● Exercise: What number of lines hold the word "聞きたかった内容"? State that number and nothing besides.

Rows from a figure dataset
# # # #

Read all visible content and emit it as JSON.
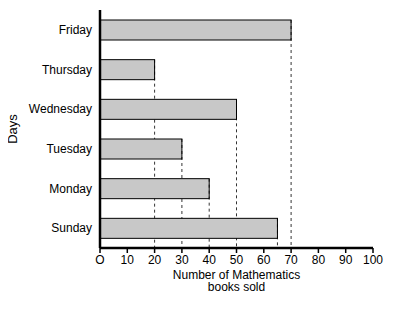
{
  "chart_data": {
    "type": "bar",
    "orientation": "horizontal",
    "categories": [
      "Friday",
      "Thursday",
      "Wednesday",
      "Tuesday",
      "Monday",
      "Sunday"
    ],
    "values": [
      70,
      20,
      50,
      30,
      40,
      65
    ],
    "color": "#c8c8c8",
    "xlabel": "Number of Mathematics books sold",
    "ylabel": "Days",
    "xlim": [
      0,
      100
    ],
    "xticks": [
      {
        "value": 0,
        "label": "O"
      },
      10,
      20,
      30,
      40,
      50,
      60,
      70,
      80,
      90,
      100
    ],
    "grid": false
  }
}
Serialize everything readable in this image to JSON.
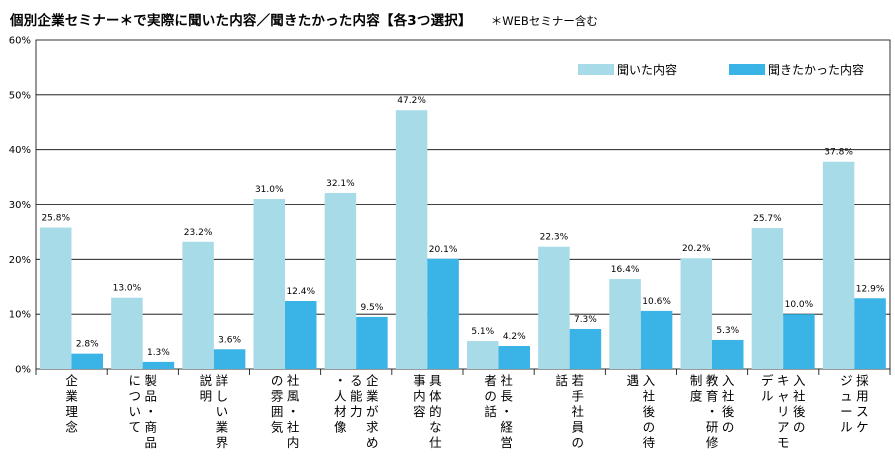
{
  "chart_data": {
    "type": "bar",
    "title": "個別企業セミナー＊で実際に聞いた内容／聞きたかった内容【各3つ選択】",
    "note": "＊WEBセミナー含む",
    "ylim": [
      0,
      60
    ],
    "yticks": [
      "0%",
      "10%",
      "20%",
      "30%",
      "40%",
      "50%",
      "60%"
    ],
    "grid": true,
    "legend_position": "top-right",
    "categories": [
      [
        "企業理念"
      ],
      [
        "製品・商品",
        "について"
      ],
      [
        "詳しい業界",
        "説明"
      ],
      [
        "社風・社内",
        "の雰囲気"
      ],
      [
        "企業が求め",
        "る能力",
        "・人材像"
      ],
      [
        "具体的な仕",
        "事内容"
      ],
      [
        "社長・経営",
        "者の話"
      ],
      [
        "若手社員の",
        "話"
      ],
      [
        "入社後の待",
        "遇"
      ],
      [
        "入社後の",
        "教育・研修",
        "制度"
      ],
      [
        "入社後の",
        "キャリアモ",
        "デル"
      ],
      [
        "採用スケ",
        "ジュール"
      ]
    ],
    "series": [
      {
        "name": "聞いた内容",
        "color": "#a8dbe8",
        "values": [
          25.8,
          13.0,
          23.2,
          31.0,
          32.1,
          47.2,
          5.1,
          22.3,
          16.4,
          20.2,
          25.7,
          37.8
        ],
        "labels": [
          "25.8%",
          "13.0%",
          "23.2%",
          "31.0%",
          "32.1%",
          "47.2%",
          "5.1%",
          "22.3%",
          "16.4%",
          "20.2%",
          "25.7%",
          "37.8%"
        ]
      },
      {
        "name": "聞きたかった内容",
        "color": "#3ab4e6",
        "values": [
          2.8,
          1.3,
          3.6,
          12.4,
          9.5,
          20.1,
          4.2,
          7.3,
          10.6,
          5.3,
          10.0,
          12.9
        ],
        "labels": [
          "2.8%",
          "1.3%",
          "3.6%",
          "12.4%",
          "9.5%",
          "20.1%",
          "4.2%",
          "7.3%",
          "10.6%",
          "5.3%",
          "10.0%",
          "12.9%"
        ]
      }
    ]
  }
}
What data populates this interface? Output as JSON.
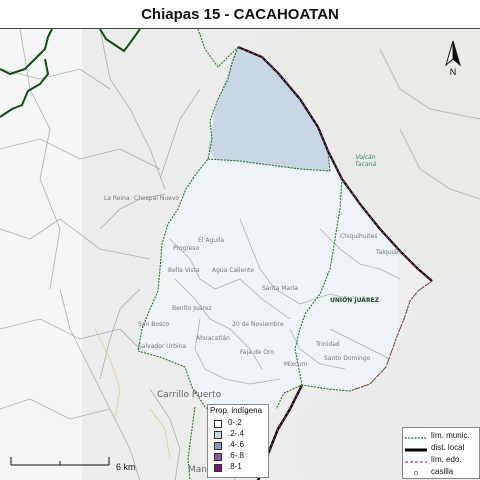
{
  "title": "Chiapas 15 - CACAHOATAN",
  "colors": {
    "district_fill": "#eef3f8",
    "highlight_fill": "#c9d6e6",
    "muni_border": "#1c7a1c",
    "district_border": "#000000",
    "state_border": "#b03a6a",
    "base_bg": "#e8e8e8"
  },
  "places": [
    "La Reina",
    "Chespal Nuevo",
    "Progreso",
    "El Aguila",
    "Ojo de Agua",
    "Nueva Independencia",
    "Santo Domingo",
    "Agua Caliente",
    "Berlin",
    "Rosario Izapa",
    "Union Juarez",
    "Chiquihuites",
    "Talquian",
    "Trinidad",
    "Carrillo Puerto",
    "El Triunfo",
    "San Jose Nexapa",
    "Benito Juarez",
    "Zona Cafetalera",
    "Mexico",
    "Ahuacatlan",
    "Salvador Urbina",
    "Los Cerritos",
    "Manuel Lazos",
    "Volcan Tacana"
  ],
  "map_labels": {
    "volcan": "Volcán\nTacaná",
    "la_reina": "La Reina",
    "chespal": "Chespal Nuevo",
    "progreso": "Progreso",
    "el_aguila": "El Aguila",
    "bella_vista": "Bella Vista",
    "agua_caliente": "Agua Caliente",
    "santa_maria": "Santa María",
    "benito_juarez": "Benito Juárez",
    "veinte_nov": "20 de Noviembre",
    "salvador_urbina": "Salvador Urbina",
    "ahuacatlan": "Ahuacatlán",
    "faja_de_oro": "Faja de Oro",
    "mixcum": "Mixcum",
    "chiquihuites": "Chiquihuites",
    "talquian": "Talquián",
    "union_juarez": "UNIÓN JUÁREZ",
    "trinidad": "Trinidad",
    "santo_domingo": "Santo Domingo",
    "carrillo_puerto": "Carrillo Puerto",
    "san_bosco": "San Bosco",
    "manuel_lazos": "Manuel Lazos"
  },
  "north_label": "N",
  "scale_label": "6 km",
  "legend_prop": {
    "title": "Prop. indígena",
    "items": [
      {
        "label": "0-.2",
        "color": "#ffffff"
      },
      {
        "label": ".2-.4",
        "color": "#c9d6e6"
      },
      {
        "label": ".4-.6",
        "color": "#8c96c6"
      },
      {
        "label": ".6-.8",
        "color": "#8856a7"
      },
      {
        "label": ".8-1",
        "color": "#810f7c"
      }
    ]
  },
  "legend_lines": {
    "items": [
      {
        "label": "lím. munic.",
        "style": "muni"
      },
      {
        "label": "dist. local",
        "style": "dist"
      },
      {
        "label": "lím. edo.",
        "style": "edo"
      },
      {
        "label": "casilla",
        "style": "casilla"
      }
    ]
  }
}
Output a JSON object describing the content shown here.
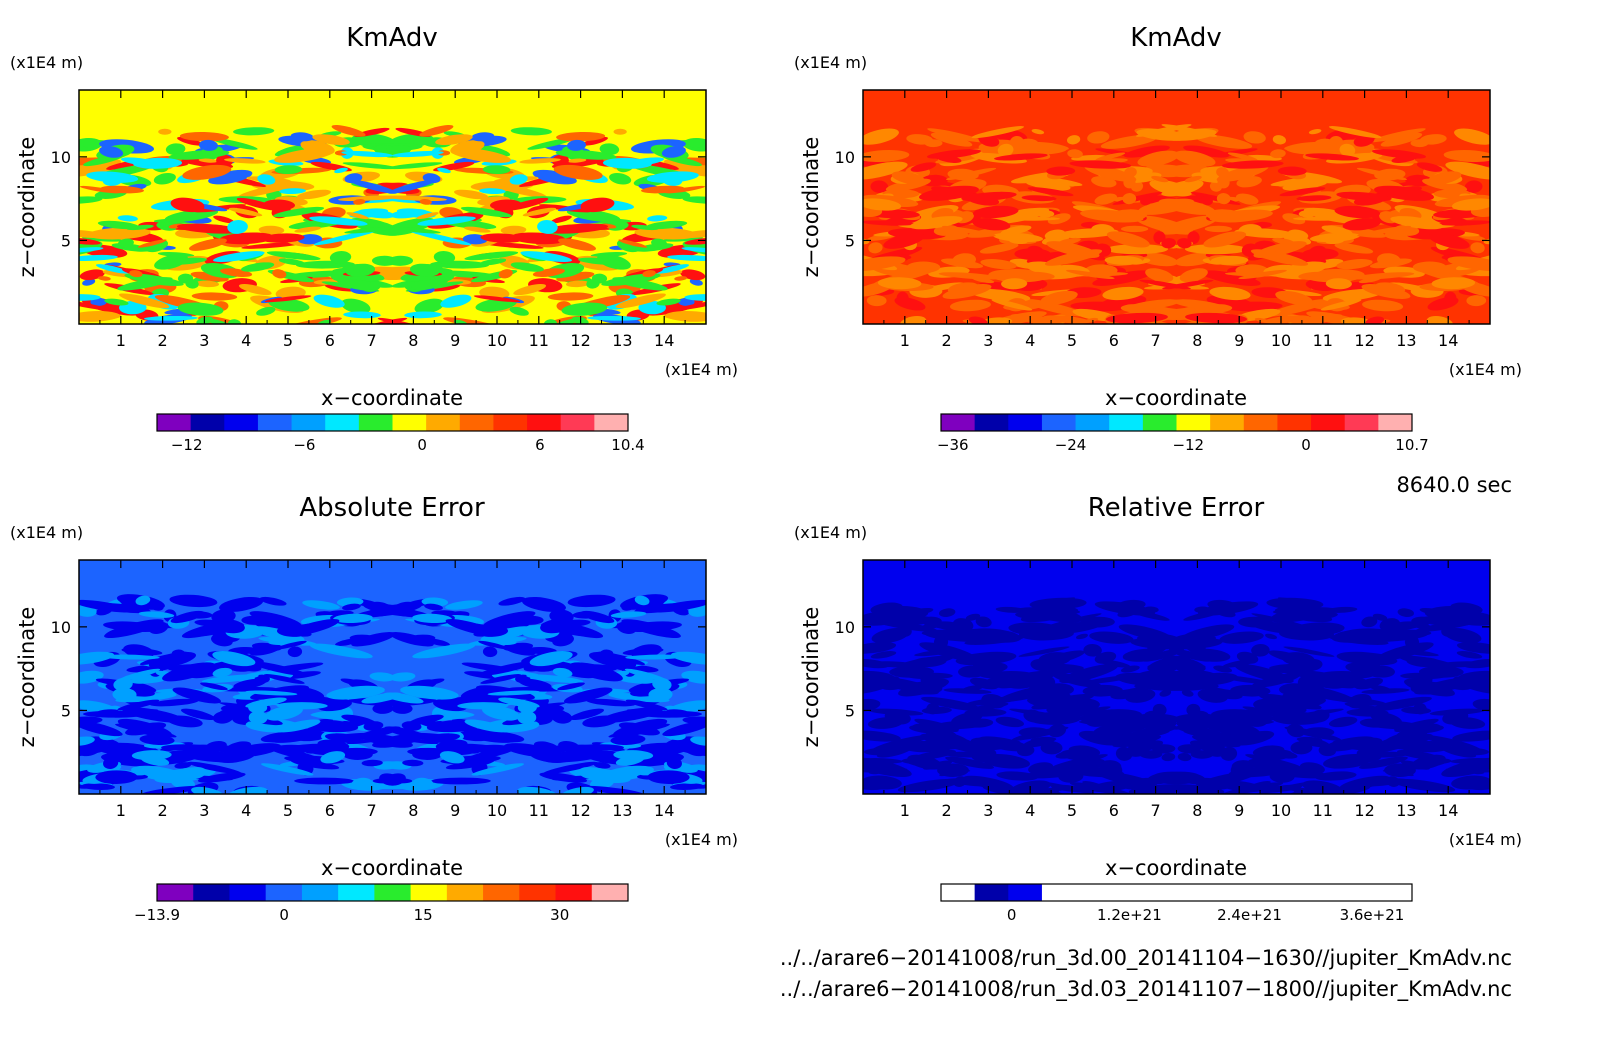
{
  "chart_data": [
    {
      "type": "heatmap",
      "title": "KmAdv",
      "xlabel": "x−coordinate",
      "ylabel": "z−coordinate",
      "x_unit": "(x1E4 m)",
      "y_unit": "(x1E4 m)",
      "xlim": [
        0,
        15
      ],
      "ylim": [
        0,
        14
      ],
      "x_ticks": [
        "1",
        "2",
        "3",
        "4",
        "5",
        "6",
        "7",
        "8",
        "9",
        "10",
        "11",
        "12",
        "13",
        "14"
      ],
      "y_ticks": [
        "5",
        "10"
      ],
      "colorbar": {
        "colors": [
          "#7f00bf",
          "#0000aa",
          "#0000ee",
          "#1c64ff",
          "#00a0ff",
          "#00e8ff",
          "#29ec2d",
          "#ffff00",
          "#ffaa00",
          "#ff6600",
          "#ff3300",
          "#ff1010",
          "#ff3a55",
          "#ffb0b0"
        ],
        "tick_labels": [
          "−12",
          "−6",
          "0",
          "6",
          "10.4"
        ]
      },
      "field": {
        "base": "#ffff00",
        "top_band": "#ffff00",
        "patches": [
          "#29ec2d",
          "#29ec2d",
          "#00e8ff",
          "#1c64ff",
          "#ffaa00",
          "#ff6600",
          "#ff1010"
        ]
      }
    },
    {
      "type": "heatmap",
      "title": "KmAdv",
      "xlabel": "x−coordinate",
      "ylabel": "z−coordinate",
      "x_unit": "(x1E4 m)",
      "y_unit": "(x1E4 m)",
      "xlim": [
        0,
        15
      ],
      "ylim": [
        0,
        14
      ],
      "x_ticks": [
        "1",
        "2",
        "3",
        "4",
        "5",
        "6",
        "7",
        "8",
        "9",
        "10",
        "11",
        "12",
        "13",
        "14"
      ],
      "y_ticks": [
        "5",
        "10"
      ],
      "colorbar": {
        "colors": [
          "#7f00bf",
          "#0000aa",
          "#0000ee",
          "#1c64ff",
          "#00a0ff",
          "#00e8ff",
          "#29ec2d",
          "#ffff00",
          "#ffaa00",
          "#ff6600",
          "#ff3300",
          "#ff1010",
          "#ff3a55",
          "#ffb0b0"
        ],
        "tick_labels": [
          "−36",
          "−24",
          "−12",
          "0",
          "10.7"
        ]
      },
      "field": {
        "base": "#ff3300",
        "top_band": "#ff3300",
        "patches": [
          "#ff6600",
          "#ff6600",
          "#ff8800",
          "#ff1010"
        ]
      }
    },
    {
      "type": "heatmap",
      "title": "Absolute Error",
      "xlabel": "x−coordinate",
      "ylabel": "z−coordinate",
      "x_unit": "(x1E4 m)",
      "y_unit": "(x1E4 m)",
      "xlim": [
        0,
        15
      ],
      "ylim": [
        0,
        14
      ],
      "x_ticks": [
        "1",
        "2",
        "3",
        "4",
        "5",
        "6",
        "7",
        "8",
        "9",
        "10",
        "11",
        "12",
        "13",
        "14"
      ],
      "y_ticks": [
        "5",
        "10"
      ],
      "colorbar": {
        "colors": [
          "#7f00bf",
          "#0000aa",
          "#0000ee",
          "#1c64ff",
          "#00a0ff",
          "#00e8ff",
          "#29ec2d",
          "#ffff00",
          "#ffaa00",
          "#ff6600",
          "#ff3300",
          "#ff1010",
          "#ffb0b0"
        ],
        "tick_labels": [
          "−13.9",
          "0",
          "15",
          "30"
        ]
      },
      "field": {
        "base": "#1c64ff",
        "top_band": "#1c64ff",
        "patches": [
          "#0000ee",
          "#0000ee",
          "#00a0ff"
        ]
      }
    },
    {
      "type": "heatmap",
      "title": "Relative Error",
      "xlabel": "x−coordinate",
      "ylabel": "z−coordinate",
      "x_unit": "(x1E4 m)",
      "y_unit": "(x1E4 m)",
      "xlim": [
        0,
        15
      ],
      "ylim": [
        0,
        14
      ],
      "x_ticks": [
        "1",
        "2",
        "3",
        "4",
        "5",
        "6",
        "7",
        "8",
        "9",
        "10",
        "11",
        "12",
        "13",
        "14"
      ],
      "y_ticks": [
        "5",
        "10"
      ],
      "colorbar": {
        "colors": [
          "#ffffff",
          "#0000aa",
          "#0000ee",
          "#ffffff",
          "#ffffff",
          "#ffffff",
          "#ffffff",
          "#ffffff",
          "#ffffff",
          "#ffffff",
          "#ffffff",
          "#ffffff",
          "#ffffff",
          "#ffffff"
        ],
        "tick_labels": [
          "0",
          "1.2e+21",
          "2.4e+21",
          "3.6e+21"
        ]
      },
      "field": {
        "base": "#0000ee",
        "top_band": "#0000ee",
        "patches": [
          "#0000aa",
          "#0000aa"
        ]
      }
    }
  ],
  "footer": {
    "time": "8640.0 sec",
    "file1": "../../arare6−20141008/run_3d.00_20141104−1630//jupiter_KmAdv.nc",
    "file2": "../../arare6−20141008/run_3d.03_20141107−1800//jupiter_KmAdv.nc"
  }
}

# # # #

● Output: 2